■ **WHAT THE TASK REQUIRES**:
Find the number of lines below in which the word "trait" occurs. Write only that number.

■ **ENTRIES SUPPLIED**:

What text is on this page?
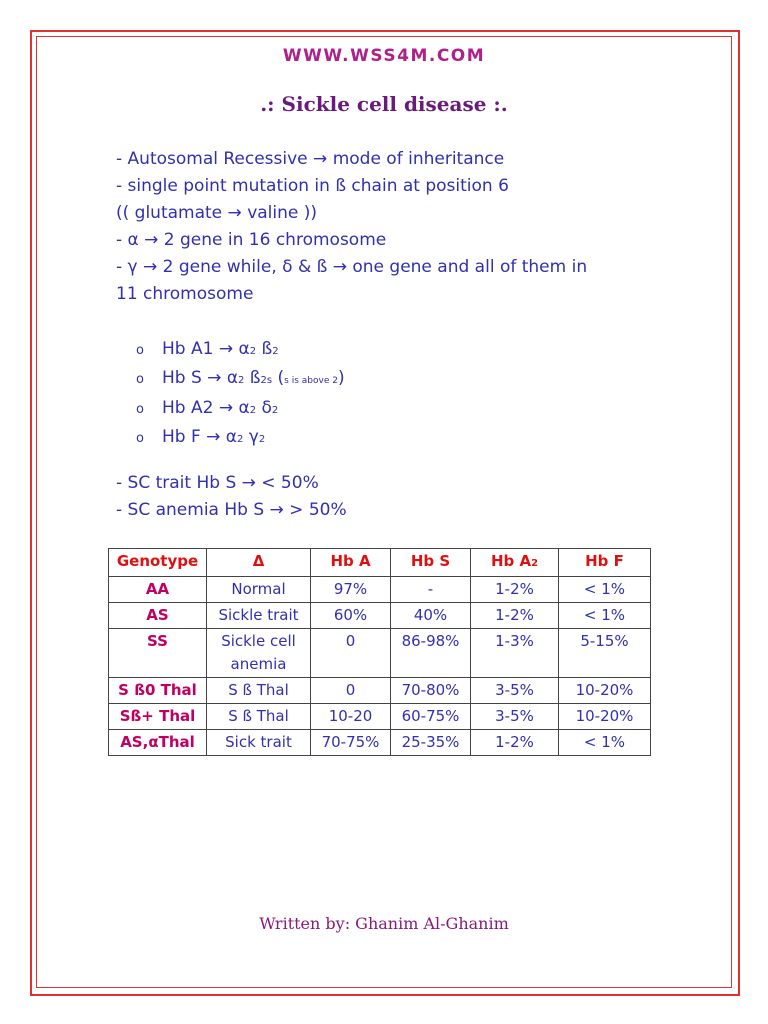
WWW.WSS4M.COM
.: Sickle cell disease :.
- Autosomal Recessive → mode of inheritance
- single point mutation in ß chain at position 6
(( glutamate → valine ))
- α → 2 gene in 16 chromosome
- γ → 2 gene while, δ & ß → one gene and all of them in
11 chromosome
o Hb A1 → α2 ß2
o Hb S → α2 ß2s (s is above 2)
o Hb A2 → α2 δ2
o Hb F → α2 γ2
- SC trait Hb S → < 50%
- SC anemia Hb S → > 50%
Genotype	Δ	Hb A	Hb S	Hb A2	Hb F
AA	Normal	97%	-	1-2%	< 1%
AS	Sickle trait	60%	40%	1-2%	< 1%
SS	Sickle cell anemia	0	86-98%	1-3%	5-15%
S ß0 Thal	S ß Thal	0	70-80%	3-5%	10-20%
Sß+ Thal	S ß Thal	10-20	60-75%	3-5%	10-20%
AS,αThal	Sick trait	70-75%	25-35%	1-2%	< 1%
Written by: Ghanim Al-Ghanim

■ **RESPONSE BELOW**:
3